- _Exercise_:
Copy the items below without any changes. Begin with the line that contains "Decompose this screenshot" and end after the line that contains "dependency-arrow-icon <box>679 368".

- _The input_:
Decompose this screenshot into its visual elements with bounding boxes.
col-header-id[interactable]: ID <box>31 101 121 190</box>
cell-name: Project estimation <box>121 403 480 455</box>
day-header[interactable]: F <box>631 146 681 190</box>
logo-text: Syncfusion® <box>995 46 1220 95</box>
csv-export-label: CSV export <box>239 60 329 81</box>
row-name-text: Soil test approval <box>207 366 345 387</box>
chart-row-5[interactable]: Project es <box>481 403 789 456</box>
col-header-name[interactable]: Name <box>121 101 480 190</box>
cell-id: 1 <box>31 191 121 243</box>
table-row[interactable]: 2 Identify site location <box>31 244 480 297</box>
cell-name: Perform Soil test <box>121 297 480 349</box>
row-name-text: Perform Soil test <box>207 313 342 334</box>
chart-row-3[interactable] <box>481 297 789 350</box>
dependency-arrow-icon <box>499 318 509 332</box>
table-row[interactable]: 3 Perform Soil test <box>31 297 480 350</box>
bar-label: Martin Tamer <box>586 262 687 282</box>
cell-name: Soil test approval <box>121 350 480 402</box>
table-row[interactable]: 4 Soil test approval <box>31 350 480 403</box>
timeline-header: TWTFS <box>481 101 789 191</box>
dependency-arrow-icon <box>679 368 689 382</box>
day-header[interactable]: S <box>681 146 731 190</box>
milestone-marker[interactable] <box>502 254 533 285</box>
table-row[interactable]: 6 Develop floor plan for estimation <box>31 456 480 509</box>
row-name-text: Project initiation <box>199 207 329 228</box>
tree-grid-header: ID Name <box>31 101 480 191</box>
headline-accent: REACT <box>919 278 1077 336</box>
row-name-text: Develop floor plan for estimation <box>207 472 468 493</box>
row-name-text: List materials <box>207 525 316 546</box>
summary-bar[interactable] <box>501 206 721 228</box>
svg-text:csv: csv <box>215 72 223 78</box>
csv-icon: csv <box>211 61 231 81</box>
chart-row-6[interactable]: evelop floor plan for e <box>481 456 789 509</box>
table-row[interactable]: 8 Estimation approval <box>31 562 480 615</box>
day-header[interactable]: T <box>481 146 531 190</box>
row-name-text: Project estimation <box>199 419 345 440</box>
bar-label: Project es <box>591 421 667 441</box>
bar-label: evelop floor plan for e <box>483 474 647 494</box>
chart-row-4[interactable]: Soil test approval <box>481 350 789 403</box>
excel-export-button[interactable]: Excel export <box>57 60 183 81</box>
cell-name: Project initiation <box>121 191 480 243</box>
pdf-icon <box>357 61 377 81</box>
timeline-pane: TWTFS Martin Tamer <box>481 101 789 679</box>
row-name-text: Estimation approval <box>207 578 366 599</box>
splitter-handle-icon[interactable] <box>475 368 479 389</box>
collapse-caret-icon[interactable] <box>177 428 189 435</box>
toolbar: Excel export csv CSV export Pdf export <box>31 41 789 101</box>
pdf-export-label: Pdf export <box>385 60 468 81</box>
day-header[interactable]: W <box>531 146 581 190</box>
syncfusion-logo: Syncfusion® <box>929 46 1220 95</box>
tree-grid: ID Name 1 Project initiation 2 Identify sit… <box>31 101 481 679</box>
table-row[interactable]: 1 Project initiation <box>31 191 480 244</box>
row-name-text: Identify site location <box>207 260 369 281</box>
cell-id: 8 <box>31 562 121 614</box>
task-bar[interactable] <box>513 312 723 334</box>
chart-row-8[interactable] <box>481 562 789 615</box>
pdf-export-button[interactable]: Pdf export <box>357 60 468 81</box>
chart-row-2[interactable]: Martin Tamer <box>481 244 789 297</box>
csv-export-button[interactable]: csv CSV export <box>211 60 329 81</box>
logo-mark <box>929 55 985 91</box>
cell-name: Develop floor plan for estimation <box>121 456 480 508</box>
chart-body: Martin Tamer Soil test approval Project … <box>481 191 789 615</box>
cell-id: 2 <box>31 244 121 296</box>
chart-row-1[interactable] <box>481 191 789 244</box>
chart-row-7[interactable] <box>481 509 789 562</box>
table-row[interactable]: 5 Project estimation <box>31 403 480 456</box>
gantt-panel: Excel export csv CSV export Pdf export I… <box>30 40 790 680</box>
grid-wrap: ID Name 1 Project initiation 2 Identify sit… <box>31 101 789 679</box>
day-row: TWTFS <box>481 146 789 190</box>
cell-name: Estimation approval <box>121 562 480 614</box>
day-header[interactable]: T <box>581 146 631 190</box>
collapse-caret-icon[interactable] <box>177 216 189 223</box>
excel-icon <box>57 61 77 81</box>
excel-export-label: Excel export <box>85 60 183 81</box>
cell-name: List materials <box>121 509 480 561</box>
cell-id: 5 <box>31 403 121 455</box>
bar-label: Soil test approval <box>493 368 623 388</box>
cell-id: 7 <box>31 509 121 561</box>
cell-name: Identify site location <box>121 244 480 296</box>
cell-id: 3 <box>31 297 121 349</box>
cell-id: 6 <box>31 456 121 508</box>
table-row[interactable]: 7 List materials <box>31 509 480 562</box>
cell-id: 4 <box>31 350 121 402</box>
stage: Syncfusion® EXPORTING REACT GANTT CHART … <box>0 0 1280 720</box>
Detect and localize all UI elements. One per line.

* * *

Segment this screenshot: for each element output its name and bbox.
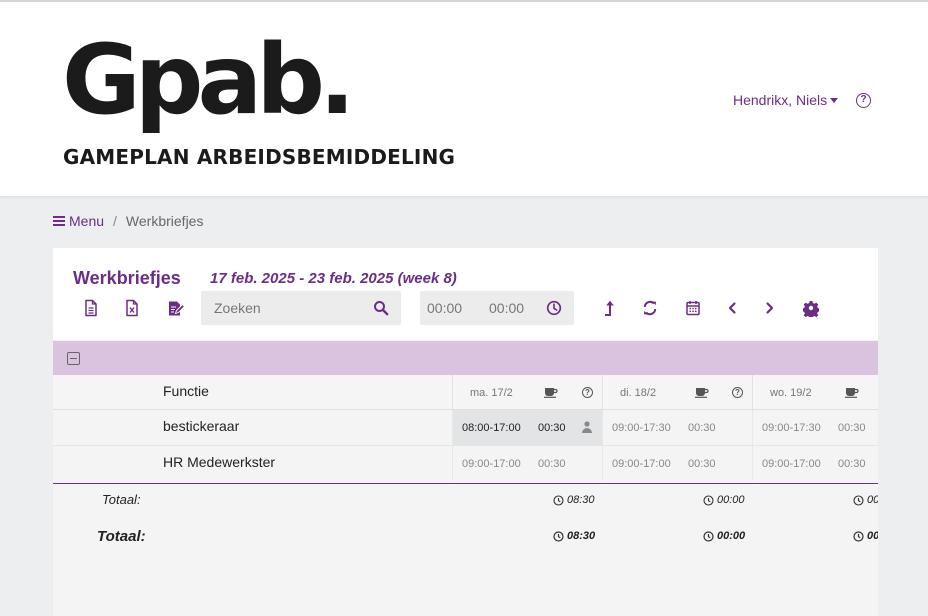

- _Task response_:
Decompose this screenshot into its visual elements with bounding boxes.
col-header-id[interactable]: ID <box>31 101 121 190</box>
cell-name: Project estimation <box>121 403 480 455</box>
day-header[interactable]: F <box>631 146 681 190</box>
logo-text: Syncfusion® <box>995 46 1220 95</box>
csv-export-label: CSV export <box>239 60 329 81</box>
row-name-text: Soil test approval <box>207 366 345 387</box>
chart-row-5[interactable]: Project es <box>481 403 789 456</box>
col-header-name[interactable]: Name <box>121 101 480 190</box>
cell-id: 1 <box>31 191 121 243</box>
table-row[interactable]: 2 Identify site location <box>31 244 480 297</box>
cell-name: Perform Soil test <box>121 297 480 349</box>
row-name-text: Perform Soil test <box>207 313 342 334</box>
chart-row-3[interactable] <box>481 297 789 350</box>
dependency-arrow-icon <box>499 318 509 332</box>
table-row[interactable]: 3 Perform Soil test <box>31 297 480 350</box>
bar-label: Martin Tamer <box>586 262 687 282</box>
cell-name: Soil test approval <box>121 350 480 402</box>
table-row[interactable]: 4 Soil test approval <box>31 350 480 403</box>
timeline-header: TWTFS <box>481 101 789 191</box>
dependency-arrow-icon <box>679 368 689 382</box>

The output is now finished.